** Exercise brief **
From the entries below, copy every line that holds the word "your".

Stored items
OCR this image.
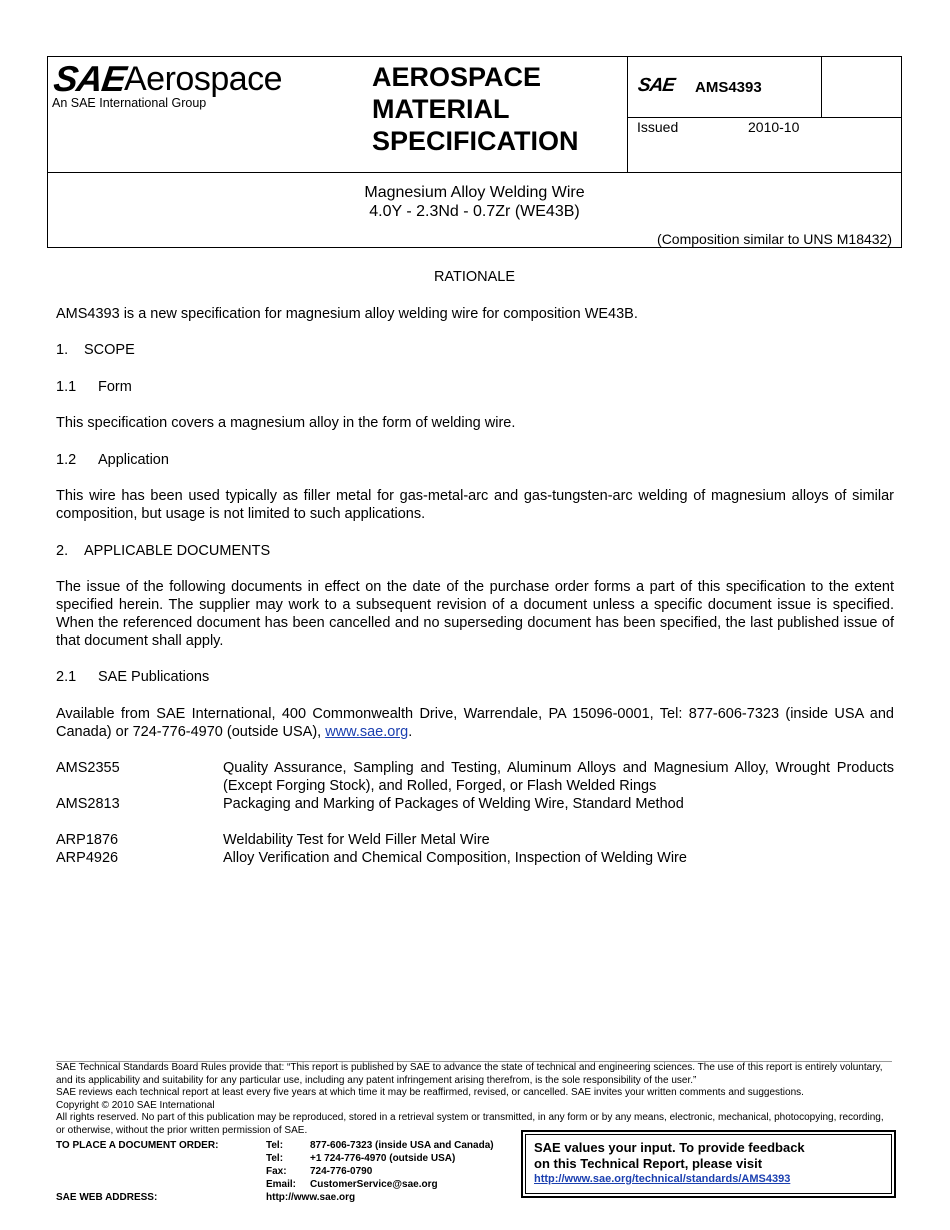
SAE
Aerospace
An SAE International Group
AEROSPACE
MATERIAL
SPECIFICATION
SAE AMS4393
Issued	2010-10
Magnesium Alloy Welding Wire
4.0Y - 2.3Nd - 0.7Zr (WE43B)
(Composition similar to UNS M18432)
RATIONALE
AMS4393 is a new specification for magnesium alloy welding wire for composition WE43B.
1. SCOPE
1.1 Form
This specification covers a magnesium alloy in the form of welding wire.
1.2 Application
This wire has been used typically as filler metal for gas-metal-arc and gas-tungsten-arc welding of magnesium alloys of similar composition, but usage is not limited to such applications.
2. APPLICABLE DOCUMENTS
The issue of the following documents in effect on the date of the purchase order forms a part of this specification to the extent specified herein. The supplier may work to a subsequent revision of a document unless a specific document issue is specified. When the referenced document has been cancelled and no superseding document has been specified, the last published issue of that document shall apply.
2.1 SAE Publications
Available from SAE International, 400 Commonwealth Drive, Warrendale, PA 15096-0001, Tel: 877-606-7323 (inside USA and Canada) or 724-776-4970 (outside USA), www.sae.org.
AMS2355	Quality Assurance, Sampling and Testing, Aluminum Alloys and Magnesium Alloy, Wrought Products (Except Forging Stock), and Rolled, Forged, or Flash Welded Rings
AMS2813	Packaging and Marking of Packages of Welding Wire, Standard Method
ARP1876	Weldability Test for Weld Filler Metal Wire
ARP4926	Alloy Verification and Chemical Composition, Inspection of Welding Wire
SAE Technical Standards Board Rules provide that: “This report is published by SAE to advance the state of technical and engineering sciences. The use of this report is entirely voluntary, and its applicability and suitability for any particular use, including any patent infringement arising therefrom, is the sole responsibility of the user.”
SAE reviews each technical report at least every five years at which time it may be reaffirmed, revised, or cancelled. SAE invites your written comments and suggestions.
Copyright © 2010 SAE International
All rights reserved. No part of this publication may be reproduced, stored in a retrieval system or transmitted, in any form or by any means, electronic, mechanical, photocopying, recording, or otherwise, without the prior written permission of SAE.
TO PLACE A DOCUMENT ORDER:	Tel:	877-606-7323 (inside USA and Canada)
Tel:	+1 724-776-4970 (outside USA)
Fax: 724-776-0790
Email: CustomerService@sae.org
SAE WEB ADDRESS:	http://www.sae.org
SAE values your input. To provide feedback
on this Technical Report, please visit
http://www.sae.org/technical/standards/AMS4393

** Exercise result **
SAE reviews each technical report at least every five years at which time it may be reaffirmed, revised, or cancelled. SAE invites your written comments and suggestions.
SAE values your input. To provide feedback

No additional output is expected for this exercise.